Scan the records below. List lines holding "scientists".

— start of SUPPLIED ENTRIES —

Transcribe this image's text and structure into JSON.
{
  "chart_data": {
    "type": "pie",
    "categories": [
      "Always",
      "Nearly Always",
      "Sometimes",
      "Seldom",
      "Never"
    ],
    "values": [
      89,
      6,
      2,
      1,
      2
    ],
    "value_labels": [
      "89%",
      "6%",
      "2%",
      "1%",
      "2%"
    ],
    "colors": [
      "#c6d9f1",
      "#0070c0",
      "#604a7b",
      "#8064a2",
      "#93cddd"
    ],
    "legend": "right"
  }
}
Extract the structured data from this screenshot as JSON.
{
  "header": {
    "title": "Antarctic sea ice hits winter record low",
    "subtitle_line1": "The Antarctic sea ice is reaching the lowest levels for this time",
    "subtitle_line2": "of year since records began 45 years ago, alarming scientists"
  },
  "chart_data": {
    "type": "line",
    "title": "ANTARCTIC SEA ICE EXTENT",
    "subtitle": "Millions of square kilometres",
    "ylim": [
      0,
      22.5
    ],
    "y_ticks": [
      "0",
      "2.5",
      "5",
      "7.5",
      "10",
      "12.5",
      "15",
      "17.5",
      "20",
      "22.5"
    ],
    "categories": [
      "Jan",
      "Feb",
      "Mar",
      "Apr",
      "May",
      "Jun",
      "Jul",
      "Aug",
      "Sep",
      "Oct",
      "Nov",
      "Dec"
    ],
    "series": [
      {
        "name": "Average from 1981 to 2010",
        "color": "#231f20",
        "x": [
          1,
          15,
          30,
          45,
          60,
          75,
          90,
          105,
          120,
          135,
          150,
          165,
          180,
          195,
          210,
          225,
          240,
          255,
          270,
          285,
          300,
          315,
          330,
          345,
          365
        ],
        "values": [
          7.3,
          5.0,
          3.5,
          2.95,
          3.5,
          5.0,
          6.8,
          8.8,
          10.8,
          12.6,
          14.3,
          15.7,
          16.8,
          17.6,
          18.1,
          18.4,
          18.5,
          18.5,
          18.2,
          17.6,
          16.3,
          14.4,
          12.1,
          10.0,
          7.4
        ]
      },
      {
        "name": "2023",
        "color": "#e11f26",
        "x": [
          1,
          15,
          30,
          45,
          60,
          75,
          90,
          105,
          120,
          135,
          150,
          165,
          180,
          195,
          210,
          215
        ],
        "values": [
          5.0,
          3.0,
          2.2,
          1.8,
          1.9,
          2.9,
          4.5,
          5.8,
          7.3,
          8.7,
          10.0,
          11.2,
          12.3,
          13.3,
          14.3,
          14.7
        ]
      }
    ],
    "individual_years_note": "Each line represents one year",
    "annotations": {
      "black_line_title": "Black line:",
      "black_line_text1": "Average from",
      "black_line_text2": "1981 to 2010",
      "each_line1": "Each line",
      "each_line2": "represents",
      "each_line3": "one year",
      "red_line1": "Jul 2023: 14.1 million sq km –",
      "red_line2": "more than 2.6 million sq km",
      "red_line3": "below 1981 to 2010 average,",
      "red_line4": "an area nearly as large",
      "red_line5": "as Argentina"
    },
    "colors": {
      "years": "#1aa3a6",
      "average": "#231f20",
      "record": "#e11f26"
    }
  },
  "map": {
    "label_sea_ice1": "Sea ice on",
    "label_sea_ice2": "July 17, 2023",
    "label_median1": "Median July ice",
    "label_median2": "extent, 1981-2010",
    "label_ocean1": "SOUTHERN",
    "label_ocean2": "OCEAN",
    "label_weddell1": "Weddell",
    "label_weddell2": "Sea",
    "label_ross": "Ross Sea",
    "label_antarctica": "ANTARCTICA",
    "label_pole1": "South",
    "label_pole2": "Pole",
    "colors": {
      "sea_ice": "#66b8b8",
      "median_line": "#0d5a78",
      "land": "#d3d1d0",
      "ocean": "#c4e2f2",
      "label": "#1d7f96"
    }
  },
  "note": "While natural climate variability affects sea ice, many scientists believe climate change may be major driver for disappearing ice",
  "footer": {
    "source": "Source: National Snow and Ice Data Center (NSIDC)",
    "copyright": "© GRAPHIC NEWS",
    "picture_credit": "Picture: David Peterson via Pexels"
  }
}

— end of SUPPLIED ENTRIES —

* [ANSWER TO THE PROBLEM]:
    "subtitle_line2": "of year since records began 45 years ago, alarming scientists"
  "note": "While natural climate variability affects sea ice, many scientists believe climate change may be major driver for disappearing ice",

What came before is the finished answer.